### Materials provided

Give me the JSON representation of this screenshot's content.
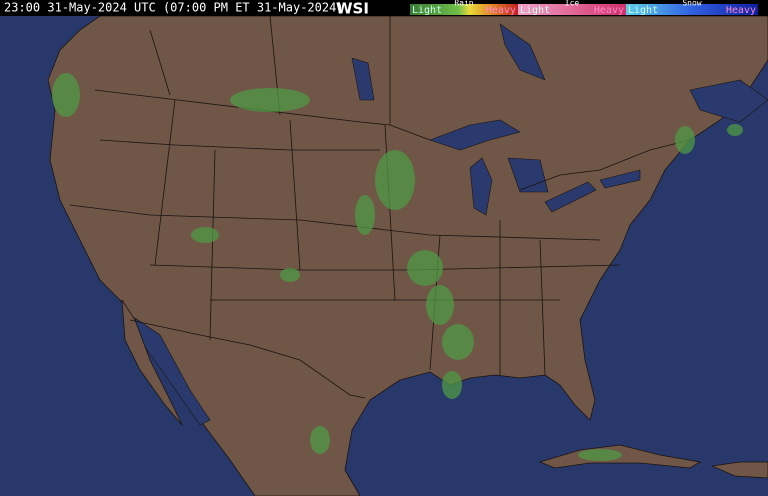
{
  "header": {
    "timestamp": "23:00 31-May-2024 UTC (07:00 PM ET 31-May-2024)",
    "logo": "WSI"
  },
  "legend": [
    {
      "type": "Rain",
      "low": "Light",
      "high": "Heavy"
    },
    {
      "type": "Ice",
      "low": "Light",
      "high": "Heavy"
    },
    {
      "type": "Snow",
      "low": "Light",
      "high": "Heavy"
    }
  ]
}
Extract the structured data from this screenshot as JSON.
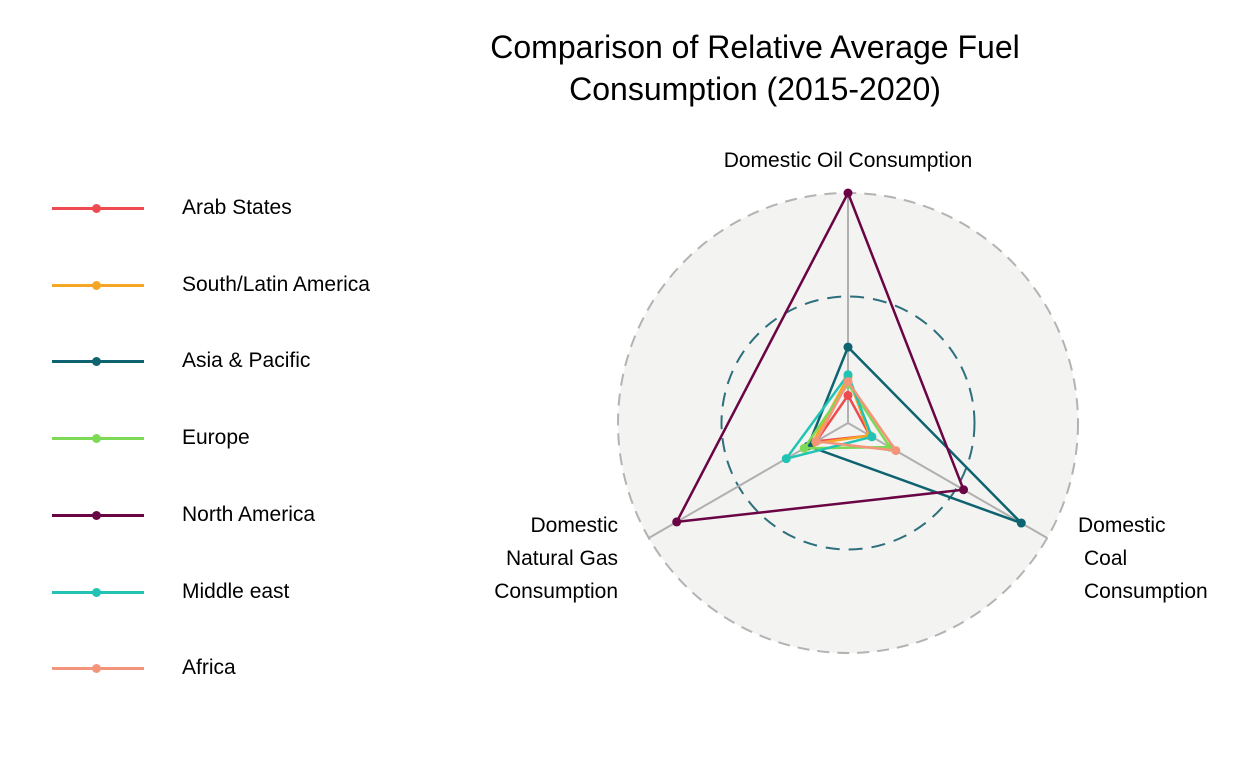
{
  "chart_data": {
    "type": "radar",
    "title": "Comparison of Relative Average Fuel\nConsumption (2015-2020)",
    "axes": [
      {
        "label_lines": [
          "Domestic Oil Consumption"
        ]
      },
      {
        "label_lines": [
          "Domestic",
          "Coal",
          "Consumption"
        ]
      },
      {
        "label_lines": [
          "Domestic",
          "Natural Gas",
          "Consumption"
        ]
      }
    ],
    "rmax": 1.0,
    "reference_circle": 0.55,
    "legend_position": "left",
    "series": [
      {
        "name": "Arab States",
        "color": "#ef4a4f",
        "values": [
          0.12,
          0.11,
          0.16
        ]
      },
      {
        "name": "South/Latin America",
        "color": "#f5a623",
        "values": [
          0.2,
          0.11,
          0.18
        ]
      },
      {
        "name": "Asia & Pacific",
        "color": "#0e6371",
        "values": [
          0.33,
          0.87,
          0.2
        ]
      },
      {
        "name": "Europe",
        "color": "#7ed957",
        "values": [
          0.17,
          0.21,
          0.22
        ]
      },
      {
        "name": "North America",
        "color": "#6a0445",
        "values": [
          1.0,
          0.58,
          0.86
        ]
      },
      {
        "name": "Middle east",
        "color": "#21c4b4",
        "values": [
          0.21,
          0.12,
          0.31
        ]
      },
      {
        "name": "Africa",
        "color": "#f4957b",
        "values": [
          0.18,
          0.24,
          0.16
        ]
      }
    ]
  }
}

### Task directions
Without the pictures, transcribe the listing above exactly.

### Written reply
Give me the JSON representation of this screenshot's content.
{
  "header": {
    "timestamp": "23:00 31-May-2024 UTC (07:00 PM ET 31-May-2024)",
    "logo": "WSI"
  },
  "legend": [
    {
      "type": "Rain",
      "low": "Light",
      "high": "Heavy"
    },
    {
      "type": "Ice",
      "low": "Light",
      "high": "Heavy"
    },
    {
      "type": "Snow",
      "low": "Light",
      "high": "Heavy"
    }
  ]
}
Extract the structured data from this screenshot as JSON.
{
  "chart_data": {
    "type": "radar",
    "title": "Comparison of Relative Average Fuel\nConsumption (2015-2020)",
    "axes": [
      {
        "label_lines": [
          "Domestic Oil Consumption"
        ]
      },
      {
        "label_lines": [
          "Domestic",
          "Coal",
          "Consumption"
        ]
      },
      {
        "label_lines": [
          "Domestic",
          "Natural Gas",
          "Consumption"
        ]
      }
    ],
    "rmax": 1.0,
    "reference_circle": 0.55,
    "legend_position": "left",
    "series": [
      {
        "name": "Arab States",
        "color": "#ef4a4f",
        "values": [
          0.12,
          0.11,
          0.16
        ]
      },
      {
        "name": "South/Latin America",
        "color": "#f5a623",
        "values": [
          0.2,
          0.11,
          0.18
        ]
      },
      {
        "name": "Asia & Pacific",
        "color": "#0e6371",
        "values": [
          0.33,
          0.87,
          0.2
        ]
      },
      {
        "name": "Europe",
        "color": "#7ed957",
        "values": [
          0.17,
          0.21,
          0.22
        ]
      },
      {
        "name": "North America",
        "color": "#6a0445",
        "values": [
          1.0,
          0.58,
          0.86
        ]
      },
      {
        "name": "Middle east",
        "color": "#21c4b4",
        "values": [
          0.21,
          0.12,
          0.31
        ]
      },
      {
        "name": "Africa",
        "color": "#f4957b",
        "values": [
          0.18,
          0.24,
          0.16
        ]
      }
    ]
  }
}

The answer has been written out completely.